= What is being asked =
Collect every line that includes the string "社会奢靡风气盛行".
:::
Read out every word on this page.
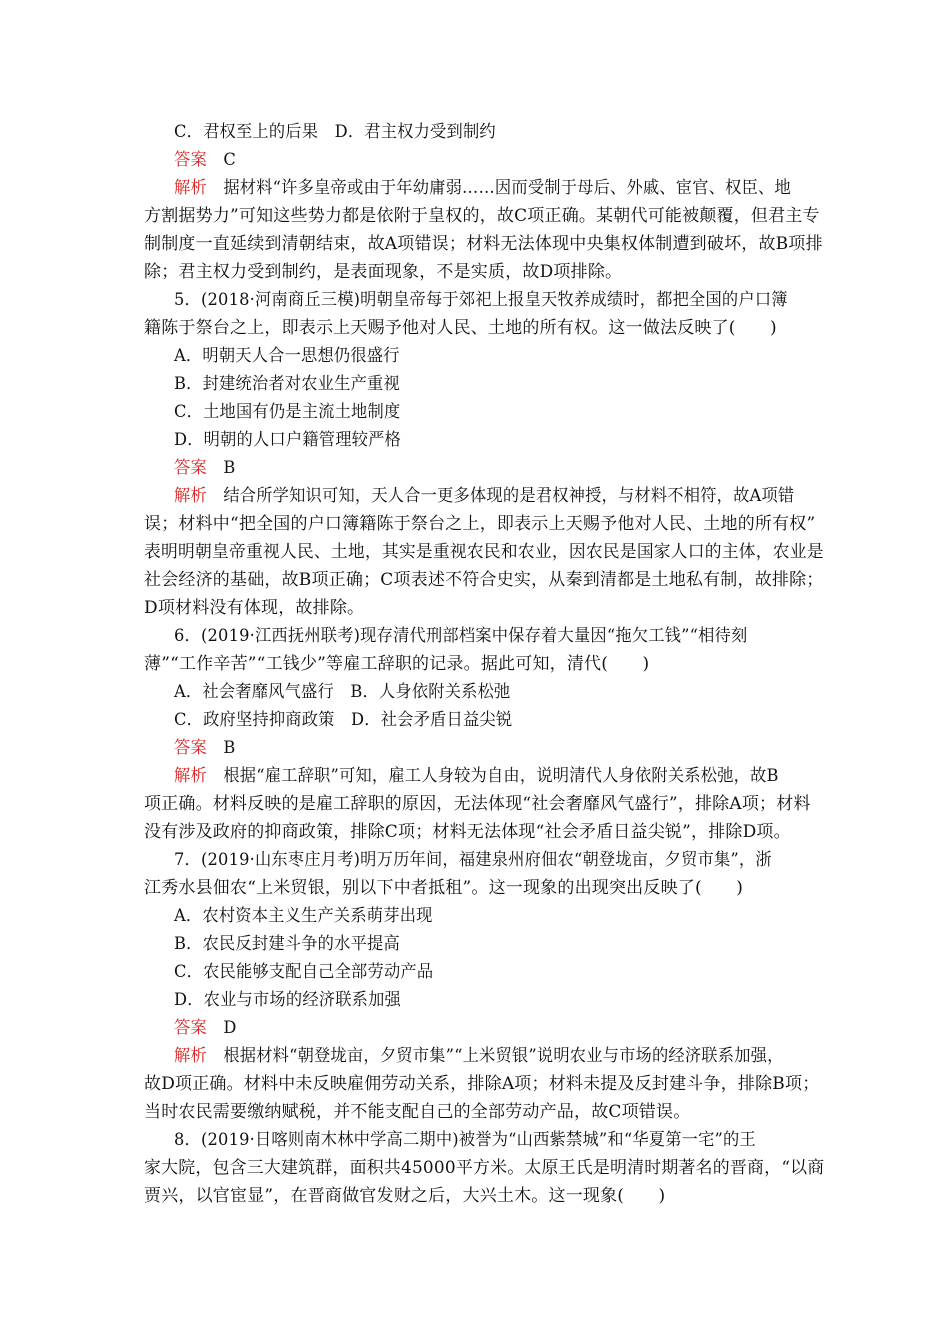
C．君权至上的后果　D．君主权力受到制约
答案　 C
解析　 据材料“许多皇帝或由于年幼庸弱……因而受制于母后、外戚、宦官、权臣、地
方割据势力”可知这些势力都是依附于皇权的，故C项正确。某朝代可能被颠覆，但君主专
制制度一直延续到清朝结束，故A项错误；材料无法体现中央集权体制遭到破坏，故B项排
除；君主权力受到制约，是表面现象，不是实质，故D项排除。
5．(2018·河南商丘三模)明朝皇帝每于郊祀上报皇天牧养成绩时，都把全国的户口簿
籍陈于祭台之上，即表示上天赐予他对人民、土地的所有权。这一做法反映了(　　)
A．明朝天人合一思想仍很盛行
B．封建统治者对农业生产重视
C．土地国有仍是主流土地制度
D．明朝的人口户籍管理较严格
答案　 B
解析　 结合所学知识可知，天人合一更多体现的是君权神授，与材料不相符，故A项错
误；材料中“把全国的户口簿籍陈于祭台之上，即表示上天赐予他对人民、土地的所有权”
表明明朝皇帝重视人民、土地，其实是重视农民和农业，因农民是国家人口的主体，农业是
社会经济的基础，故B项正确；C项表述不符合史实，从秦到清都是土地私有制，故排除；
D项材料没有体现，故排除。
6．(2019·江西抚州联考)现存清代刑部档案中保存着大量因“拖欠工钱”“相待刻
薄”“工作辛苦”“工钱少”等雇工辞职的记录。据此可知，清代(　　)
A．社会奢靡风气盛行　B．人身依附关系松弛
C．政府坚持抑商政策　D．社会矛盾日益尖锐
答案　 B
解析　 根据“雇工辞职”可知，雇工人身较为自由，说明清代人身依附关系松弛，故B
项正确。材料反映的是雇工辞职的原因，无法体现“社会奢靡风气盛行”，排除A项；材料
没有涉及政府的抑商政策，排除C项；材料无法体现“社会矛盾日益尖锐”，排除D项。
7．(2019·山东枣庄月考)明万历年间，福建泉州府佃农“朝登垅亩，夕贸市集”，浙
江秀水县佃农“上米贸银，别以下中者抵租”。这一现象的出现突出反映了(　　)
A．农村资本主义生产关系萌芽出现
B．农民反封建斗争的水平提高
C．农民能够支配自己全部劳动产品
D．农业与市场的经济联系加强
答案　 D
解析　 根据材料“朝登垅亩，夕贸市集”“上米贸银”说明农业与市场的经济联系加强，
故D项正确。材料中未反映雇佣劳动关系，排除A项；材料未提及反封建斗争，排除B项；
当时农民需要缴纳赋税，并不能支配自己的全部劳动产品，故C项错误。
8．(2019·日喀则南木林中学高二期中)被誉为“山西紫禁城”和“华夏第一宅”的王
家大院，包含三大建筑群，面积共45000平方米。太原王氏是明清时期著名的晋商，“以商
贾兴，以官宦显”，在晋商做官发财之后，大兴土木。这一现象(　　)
:::
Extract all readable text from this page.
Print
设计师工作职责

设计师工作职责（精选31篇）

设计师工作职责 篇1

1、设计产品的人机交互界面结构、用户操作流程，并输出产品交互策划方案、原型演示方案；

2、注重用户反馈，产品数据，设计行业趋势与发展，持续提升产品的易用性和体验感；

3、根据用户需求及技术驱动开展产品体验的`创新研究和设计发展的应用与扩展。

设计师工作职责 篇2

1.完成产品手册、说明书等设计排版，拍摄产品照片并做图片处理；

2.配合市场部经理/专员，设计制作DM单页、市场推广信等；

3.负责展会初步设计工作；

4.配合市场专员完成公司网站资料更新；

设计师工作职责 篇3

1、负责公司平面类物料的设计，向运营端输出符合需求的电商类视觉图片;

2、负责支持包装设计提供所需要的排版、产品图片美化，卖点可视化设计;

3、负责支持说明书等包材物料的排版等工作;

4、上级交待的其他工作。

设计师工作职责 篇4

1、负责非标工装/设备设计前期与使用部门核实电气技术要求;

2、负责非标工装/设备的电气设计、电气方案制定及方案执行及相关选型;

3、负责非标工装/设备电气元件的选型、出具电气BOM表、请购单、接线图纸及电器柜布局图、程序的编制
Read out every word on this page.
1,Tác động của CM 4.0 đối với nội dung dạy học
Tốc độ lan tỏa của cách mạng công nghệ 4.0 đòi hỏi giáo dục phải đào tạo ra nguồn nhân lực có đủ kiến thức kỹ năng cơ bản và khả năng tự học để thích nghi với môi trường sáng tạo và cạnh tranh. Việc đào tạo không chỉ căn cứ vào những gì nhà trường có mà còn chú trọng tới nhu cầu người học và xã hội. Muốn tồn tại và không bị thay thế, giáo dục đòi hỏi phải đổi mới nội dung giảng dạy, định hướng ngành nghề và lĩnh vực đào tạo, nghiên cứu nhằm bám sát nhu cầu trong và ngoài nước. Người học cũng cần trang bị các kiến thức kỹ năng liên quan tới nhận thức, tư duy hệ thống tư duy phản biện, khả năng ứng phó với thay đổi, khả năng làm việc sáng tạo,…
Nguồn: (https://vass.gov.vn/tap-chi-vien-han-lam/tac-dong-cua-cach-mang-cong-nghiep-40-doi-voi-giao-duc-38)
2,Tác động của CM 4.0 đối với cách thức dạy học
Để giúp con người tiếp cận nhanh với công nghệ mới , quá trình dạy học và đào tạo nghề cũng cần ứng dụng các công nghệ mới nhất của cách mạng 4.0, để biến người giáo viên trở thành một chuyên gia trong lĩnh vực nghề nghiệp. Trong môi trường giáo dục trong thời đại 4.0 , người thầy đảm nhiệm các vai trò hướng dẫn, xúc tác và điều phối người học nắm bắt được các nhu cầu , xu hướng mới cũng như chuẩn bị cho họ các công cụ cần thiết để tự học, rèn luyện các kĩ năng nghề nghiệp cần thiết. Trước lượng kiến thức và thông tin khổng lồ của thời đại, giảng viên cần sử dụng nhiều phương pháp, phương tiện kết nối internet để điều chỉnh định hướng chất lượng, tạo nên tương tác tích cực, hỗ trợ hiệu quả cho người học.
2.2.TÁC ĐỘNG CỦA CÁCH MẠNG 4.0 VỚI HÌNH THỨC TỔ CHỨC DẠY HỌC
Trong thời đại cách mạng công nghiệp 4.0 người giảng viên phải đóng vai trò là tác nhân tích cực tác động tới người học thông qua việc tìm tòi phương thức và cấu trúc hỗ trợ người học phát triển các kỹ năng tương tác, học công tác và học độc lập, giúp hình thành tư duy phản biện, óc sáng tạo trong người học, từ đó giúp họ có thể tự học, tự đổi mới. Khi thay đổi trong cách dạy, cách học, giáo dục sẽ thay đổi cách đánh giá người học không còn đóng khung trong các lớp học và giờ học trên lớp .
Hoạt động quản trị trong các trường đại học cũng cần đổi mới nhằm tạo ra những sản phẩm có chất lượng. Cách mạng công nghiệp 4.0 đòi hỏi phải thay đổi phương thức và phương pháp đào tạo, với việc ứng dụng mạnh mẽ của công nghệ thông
:::
= Expected answer =
A．社会奢靡风气盛行　B．人身依附关系松弛
项正确。材料反映的是雇工辞职的原因，无法体现“社会奢靡风气盛行”，排除A项；材料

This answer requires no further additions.